(Source records):
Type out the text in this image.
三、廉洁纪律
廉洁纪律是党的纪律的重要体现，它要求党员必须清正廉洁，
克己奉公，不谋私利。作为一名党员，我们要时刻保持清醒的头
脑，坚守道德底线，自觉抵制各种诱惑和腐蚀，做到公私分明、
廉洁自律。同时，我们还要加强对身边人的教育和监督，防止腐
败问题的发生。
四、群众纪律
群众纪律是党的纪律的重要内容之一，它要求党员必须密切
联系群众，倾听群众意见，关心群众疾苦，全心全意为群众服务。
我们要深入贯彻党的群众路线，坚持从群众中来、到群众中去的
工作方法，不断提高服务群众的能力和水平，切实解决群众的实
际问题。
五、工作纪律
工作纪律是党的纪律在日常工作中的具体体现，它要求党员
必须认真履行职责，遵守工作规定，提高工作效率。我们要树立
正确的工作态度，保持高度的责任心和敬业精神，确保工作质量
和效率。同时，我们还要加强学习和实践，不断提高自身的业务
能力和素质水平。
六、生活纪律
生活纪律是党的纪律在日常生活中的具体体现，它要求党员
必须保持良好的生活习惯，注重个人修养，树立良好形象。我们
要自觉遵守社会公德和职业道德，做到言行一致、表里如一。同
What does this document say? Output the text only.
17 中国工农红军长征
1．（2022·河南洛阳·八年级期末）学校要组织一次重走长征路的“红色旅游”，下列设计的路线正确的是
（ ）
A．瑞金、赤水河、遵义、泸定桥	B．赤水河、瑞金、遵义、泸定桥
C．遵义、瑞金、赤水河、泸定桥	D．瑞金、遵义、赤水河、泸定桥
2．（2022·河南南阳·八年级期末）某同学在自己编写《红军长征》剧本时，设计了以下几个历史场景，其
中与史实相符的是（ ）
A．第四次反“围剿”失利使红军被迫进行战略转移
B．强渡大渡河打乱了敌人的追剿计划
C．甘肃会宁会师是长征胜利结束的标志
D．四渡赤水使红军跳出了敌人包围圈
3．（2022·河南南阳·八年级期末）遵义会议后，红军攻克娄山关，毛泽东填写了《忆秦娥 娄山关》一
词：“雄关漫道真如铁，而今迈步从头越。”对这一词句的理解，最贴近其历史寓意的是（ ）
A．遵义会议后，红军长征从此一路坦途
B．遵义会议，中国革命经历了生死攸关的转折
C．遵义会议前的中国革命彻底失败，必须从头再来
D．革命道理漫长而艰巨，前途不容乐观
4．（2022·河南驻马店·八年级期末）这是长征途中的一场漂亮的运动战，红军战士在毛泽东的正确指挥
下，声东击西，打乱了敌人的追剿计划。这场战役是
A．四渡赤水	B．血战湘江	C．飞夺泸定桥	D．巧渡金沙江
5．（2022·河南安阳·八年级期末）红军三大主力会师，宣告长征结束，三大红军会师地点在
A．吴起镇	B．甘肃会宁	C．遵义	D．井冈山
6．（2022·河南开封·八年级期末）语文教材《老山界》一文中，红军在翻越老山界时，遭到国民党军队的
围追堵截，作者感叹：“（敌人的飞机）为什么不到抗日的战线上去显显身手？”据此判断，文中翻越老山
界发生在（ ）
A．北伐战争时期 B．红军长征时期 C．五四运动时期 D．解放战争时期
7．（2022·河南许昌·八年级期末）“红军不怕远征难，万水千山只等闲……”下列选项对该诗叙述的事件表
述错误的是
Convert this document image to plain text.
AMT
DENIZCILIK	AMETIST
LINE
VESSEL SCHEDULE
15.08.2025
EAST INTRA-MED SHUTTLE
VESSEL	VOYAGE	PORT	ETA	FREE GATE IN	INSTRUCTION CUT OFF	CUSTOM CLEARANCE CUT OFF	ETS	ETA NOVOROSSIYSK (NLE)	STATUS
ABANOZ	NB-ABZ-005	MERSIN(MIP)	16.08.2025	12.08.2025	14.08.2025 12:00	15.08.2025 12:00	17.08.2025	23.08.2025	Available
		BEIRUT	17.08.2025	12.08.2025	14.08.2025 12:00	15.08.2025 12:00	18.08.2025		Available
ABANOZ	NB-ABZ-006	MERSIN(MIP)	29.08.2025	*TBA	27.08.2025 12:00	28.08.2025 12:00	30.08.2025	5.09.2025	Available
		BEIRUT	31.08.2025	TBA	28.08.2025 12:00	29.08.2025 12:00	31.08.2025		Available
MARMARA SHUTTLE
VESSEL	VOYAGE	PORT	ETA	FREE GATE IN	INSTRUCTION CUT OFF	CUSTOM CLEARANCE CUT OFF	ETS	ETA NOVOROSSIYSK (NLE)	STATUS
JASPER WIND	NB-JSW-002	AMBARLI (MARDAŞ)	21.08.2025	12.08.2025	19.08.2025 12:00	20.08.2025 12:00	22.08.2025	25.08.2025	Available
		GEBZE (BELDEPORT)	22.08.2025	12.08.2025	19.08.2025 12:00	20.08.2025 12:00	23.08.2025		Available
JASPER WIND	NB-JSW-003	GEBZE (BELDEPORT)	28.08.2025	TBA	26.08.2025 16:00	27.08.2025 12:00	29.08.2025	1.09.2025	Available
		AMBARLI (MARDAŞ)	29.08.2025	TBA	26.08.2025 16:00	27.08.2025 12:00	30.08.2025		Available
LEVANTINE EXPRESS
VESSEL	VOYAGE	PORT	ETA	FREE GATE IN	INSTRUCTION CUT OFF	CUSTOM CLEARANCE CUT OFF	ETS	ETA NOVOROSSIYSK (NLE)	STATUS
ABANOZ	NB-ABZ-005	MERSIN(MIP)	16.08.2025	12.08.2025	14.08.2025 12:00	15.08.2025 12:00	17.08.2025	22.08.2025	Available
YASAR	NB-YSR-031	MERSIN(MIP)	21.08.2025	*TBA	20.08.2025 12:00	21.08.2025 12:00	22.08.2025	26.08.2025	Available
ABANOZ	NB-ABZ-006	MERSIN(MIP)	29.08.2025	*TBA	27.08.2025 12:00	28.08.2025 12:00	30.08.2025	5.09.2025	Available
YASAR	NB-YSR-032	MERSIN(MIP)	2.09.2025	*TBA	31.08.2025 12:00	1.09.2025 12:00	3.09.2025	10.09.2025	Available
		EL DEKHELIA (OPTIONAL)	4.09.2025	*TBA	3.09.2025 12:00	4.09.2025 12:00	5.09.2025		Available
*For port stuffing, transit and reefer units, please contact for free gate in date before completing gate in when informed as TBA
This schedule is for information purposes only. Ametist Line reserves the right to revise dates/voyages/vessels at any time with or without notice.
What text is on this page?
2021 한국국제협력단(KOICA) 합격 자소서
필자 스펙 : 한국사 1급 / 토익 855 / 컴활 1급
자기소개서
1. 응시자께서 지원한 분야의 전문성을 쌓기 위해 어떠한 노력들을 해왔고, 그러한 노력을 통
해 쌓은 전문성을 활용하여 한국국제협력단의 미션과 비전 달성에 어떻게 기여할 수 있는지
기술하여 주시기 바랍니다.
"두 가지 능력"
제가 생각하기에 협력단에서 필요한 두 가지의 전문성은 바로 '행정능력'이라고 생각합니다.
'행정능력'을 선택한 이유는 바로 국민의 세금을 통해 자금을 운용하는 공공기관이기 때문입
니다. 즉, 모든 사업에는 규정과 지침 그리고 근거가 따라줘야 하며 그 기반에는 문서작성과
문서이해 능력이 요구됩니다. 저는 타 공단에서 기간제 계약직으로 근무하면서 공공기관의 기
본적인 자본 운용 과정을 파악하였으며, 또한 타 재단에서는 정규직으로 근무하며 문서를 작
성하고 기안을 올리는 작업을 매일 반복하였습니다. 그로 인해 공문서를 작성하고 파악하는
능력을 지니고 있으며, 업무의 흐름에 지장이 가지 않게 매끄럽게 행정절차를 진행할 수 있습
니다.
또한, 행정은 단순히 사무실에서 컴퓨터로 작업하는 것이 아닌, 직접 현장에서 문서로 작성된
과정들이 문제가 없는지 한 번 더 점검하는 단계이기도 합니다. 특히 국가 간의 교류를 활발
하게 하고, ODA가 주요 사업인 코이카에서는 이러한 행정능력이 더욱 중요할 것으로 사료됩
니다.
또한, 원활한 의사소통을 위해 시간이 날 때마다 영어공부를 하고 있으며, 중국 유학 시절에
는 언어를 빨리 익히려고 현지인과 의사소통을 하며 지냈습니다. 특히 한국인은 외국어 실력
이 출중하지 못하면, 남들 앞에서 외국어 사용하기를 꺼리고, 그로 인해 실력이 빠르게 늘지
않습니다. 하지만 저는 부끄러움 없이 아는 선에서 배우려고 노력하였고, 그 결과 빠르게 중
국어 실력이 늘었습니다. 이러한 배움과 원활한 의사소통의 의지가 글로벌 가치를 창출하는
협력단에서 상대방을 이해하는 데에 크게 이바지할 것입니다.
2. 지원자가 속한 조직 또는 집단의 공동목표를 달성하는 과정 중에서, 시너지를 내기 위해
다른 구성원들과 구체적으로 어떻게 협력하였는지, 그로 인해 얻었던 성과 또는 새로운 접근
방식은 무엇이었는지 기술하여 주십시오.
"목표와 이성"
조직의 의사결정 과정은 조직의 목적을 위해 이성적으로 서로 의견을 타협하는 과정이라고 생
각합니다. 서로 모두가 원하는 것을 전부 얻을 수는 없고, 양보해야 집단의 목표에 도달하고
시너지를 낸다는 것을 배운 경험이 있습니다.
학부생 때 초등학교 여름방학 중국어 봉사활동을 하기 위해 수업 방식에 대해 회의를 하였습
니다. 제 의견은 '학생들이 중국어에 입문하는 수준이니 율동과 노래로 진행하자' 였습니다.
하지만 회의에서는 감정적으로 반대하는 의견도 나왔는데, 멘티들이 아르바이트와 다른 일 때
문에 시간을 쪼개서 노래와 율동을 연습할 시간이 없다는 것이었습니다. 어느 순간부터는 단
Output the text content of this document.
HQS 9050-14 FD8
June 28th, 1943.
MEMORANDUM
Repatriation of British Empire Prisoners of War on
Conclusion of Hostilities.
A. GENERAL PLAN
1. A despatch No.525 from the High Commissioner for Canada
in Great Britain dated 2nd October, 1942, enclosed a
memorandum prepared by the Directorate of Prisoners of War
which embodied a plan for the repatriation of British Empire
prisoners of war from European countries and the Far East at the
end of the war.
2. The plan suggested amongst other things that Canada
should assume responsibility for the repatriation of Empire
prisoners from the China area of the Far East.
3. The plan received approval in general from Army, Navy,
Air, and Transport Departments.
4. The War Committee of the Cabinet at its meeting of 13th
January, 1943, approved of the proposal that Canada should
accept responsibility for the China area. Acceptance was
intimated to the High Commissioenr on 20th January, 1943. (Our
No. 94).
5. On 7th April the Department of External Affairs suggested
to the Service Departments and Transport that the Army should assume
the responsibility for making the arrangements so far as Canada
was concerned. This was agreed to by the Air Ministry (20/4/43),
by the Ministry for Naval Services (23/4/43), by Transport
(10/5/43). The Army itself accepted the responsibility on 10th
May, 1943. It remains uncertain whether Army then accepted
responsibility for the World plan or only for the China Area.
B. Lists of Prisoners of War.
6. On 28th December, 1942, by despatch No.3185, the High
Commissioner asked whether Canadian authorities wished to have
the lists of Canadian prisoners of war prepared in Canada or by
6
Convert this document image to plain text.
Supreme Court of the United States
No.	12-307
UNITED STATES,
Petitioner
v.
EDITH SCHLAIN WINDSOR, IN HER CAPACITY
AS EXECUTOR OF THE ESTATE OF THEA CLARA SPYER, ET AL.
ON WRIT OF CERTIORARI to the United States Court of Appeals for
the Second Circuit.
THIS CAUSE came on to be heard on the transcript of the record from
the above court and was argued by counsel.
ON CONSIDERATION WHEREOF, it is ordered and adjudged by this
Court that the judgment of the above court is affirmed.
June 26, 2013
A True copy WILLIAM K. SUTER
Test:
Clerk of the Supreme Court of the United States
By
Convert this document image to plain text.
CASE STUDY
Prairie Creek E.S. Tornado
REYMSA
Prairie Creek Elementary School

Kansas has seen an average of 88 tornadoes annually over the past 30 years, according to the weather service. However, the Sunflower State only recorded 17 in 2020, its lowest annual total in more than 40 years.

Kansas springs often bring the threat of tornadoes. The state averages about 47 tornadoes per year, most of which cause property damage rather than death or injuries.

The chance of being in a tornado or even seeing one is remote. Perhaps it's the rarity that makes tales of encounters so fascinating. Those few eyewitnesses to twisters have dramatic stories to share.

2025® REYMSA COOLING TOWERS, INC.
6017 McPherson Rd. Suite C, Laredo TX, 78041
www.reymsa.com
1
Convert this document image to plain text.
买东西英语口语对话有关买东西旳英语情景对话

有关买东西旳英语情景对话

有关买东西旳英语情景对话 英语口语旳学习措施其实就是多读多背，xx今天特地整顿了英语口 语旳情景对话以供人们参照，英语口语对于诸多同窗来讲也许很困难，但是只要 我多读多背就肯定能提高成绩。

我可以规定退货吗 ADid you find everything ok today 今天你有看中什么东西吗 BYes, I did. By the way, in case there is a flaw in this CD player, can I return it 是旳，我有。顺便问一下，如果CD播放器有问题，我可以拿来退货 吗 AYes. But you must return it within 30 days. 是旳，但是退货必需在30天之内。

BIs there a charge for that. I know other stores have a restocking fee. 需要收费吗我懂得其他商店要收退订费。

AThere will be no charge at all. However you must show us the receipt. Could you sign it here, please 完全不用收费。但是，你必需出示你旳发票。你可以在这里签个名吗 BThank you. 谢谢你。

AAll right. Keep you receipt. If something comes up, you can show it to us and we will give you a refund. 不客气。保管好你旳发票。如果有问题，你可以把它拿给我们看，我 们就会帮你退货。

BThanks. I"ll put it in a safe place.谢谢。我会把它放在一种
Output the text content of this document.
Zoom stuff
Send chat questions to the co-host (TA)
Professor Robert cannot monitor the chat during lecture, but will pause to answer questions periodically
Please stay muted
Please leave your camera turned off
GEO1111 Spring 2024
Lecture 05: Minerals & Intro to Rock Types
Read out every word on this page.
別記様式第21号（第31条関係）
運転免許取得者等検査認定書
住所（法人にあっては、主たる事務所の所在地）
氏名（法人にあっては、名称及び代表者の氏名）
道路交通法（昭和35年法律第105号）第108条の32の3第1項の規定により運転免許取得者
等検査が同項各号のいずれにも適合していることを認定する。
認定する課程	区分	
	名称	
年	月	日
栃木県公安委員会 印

(Your goal): Using the records above, gather all lines where the string "八年级期末" is present.

(In response):
1．（2022·河南洛阳·八年级期末）学校要组织一次重走长征路的“红色旅游”，下列设计的路线正确的是
2．（2022·河南南阳·八年级期末）某同学在自己编写《红军长征》剧本时，设计了以下几个历史场景，其
3．（2022·河南南阳·八年级期末）遵义会议后，红军攻克娄山关，毛泽东填写了《忆秦娥 娄山关》一
4．（2022·河南驻马店·八年级期末）这是长征途中的一场漂亮的运动战，红军战士在毛泽东的正确指挥
5．（2022·河南安阳·八年级期末）红军三大主力会师，宣告长征结束，三大红军会师地点在
6．（2022·河南开封·八年级期末）语文教材《老山界》一文中，红军在翻越老山界时，遭到国民党军队的
7．（2022·河南许昌·八年级期末）“红军不怕远征难，万水千山只等闲……”下列选项对该诗叙述的事件表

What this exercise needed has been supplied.